### [INFORMATION SUPPLIED]
Begin

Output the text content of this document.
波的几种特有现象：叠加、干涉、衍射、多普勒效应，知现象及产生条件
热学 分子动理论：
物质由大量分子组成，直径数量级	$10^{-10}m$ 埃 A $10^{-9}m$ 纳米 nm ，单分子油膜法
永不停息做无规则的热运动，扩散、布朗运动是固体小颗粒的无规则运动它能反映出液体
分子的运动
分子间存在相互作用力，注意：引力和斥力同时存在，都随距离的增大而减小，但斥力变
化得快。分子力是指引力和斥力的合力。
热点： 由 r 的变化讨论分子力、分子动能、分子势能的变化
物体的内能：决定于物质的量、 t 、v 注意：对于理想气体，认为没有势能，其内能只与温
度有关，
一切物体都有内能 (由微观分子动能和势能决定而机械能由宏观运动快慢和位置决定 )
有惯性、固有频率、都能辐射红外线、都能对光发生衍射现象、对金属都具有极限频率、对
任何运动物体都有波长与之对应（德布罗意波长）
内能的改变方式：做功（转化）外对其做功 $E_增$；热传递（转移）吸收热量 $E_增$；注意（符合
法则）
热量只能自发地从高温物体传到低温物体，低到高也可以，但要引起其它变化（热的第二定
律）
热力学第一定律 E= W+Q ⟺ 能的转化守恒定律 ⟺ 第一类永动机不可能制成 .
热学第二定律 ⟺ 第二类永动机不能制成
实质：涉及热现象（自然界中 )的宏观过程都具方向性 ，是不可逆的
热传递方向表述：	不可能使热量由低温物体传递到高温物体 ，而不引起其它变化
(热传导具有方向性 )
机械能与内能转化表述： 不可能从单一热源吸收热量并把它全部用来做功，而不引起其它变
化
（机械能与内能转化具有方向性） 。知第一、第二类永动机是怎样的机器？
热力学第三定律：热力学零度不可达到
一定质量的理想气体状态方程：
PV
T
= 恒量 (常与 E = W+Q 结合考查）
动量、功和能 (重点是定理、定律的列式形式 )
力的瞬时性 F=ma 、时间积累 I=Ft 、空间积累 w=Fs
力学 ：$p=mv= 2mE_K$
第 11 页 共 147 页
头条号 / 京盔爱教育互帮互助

End

### [DESCRIPTION OF THE TASK]
Write out the entries in full, exactly as given.

### [SOLUTION FOR THIS EXERCISE]
Output the text content of this document.
波的几种特有现象：叠加、干涉、衍射、多普勒效应，知现象及产生条件
热学 分子动理论：
物质由大量分子组成，直径数量级	$10^{-10}m$ 埃 A $10^{-9}m$ 纳米 nm ，单分子油膜法
永不停息做无规则的热运动，扩散、布朗运动是固体小颗粒的无规则运动它能反映出液体
分子的运动
分子间存在相互作用力，注意：引力和斥力同时存在，都随距离的增大而减小，但斥力变
化得快。分子力是指引力和斥力的合力。
热点： 由 r 的变化讨论分子力、分子动能、分子势能的变化
物体的内能：决定于物质的量、 t 、v 注意：对于理想气体，认为没有势能，其内能只与温
度有关，
一切物体都有内能 (由微观分子动能和势能决定而机械能由宏观运动快慢和位置决定 )
有惯性、固有频率、都能辐射红外线、都能对光发生衍射现象、对金属都具有极限频率、对
任何运动物体都有波长与之对应（德布罗意波长）
内能的改变方式：做功（转化）外对其做功 $E_增$；热传递（转移）吸收热量 $E_增$；注意（符合
法则）
热量只能自发地从高温物体传到低温物体，低到高也可以，但要引起其它变化（热的第二定
律）
热力学第一定律 E= W+Q ⟺ 能的转化守恒定律 ⟺ 第一类永动机不可能制成 .
热学第二定律 ⟺ 第二类永动机不能制成
实质：涉及热现象（自然界中 )的宏观过程都具方向性 ，是不可逆的
热传递方向表述：	不可能使热量由低温物体传递到高温物体 ，而不引起其它变化
(热传导具有方向性 )
机械能与内能转化表述： 不可能从单一热源吸收热量并把它全部用来做功，而不引起其它变
化
（机械能与内能转化具有方向性） 。知第一、第二类永动机是怎样的机器？
热力学第三定律：热力学零度不可达到
一定质量的理想气体状态方程：
PV
T
= 恒量 (常与 E = W+Q 结合考查）
动量、功和能 (重点是定理、定律的列式形式 )
力的瞬时性 F=ma 、时间积累 I=Ft 、空间积累 w=Fs
力学 ：$p=mv= 2mE_K$
第 11 页 共 147 页
头条号 / 京盔爱教育互帮互助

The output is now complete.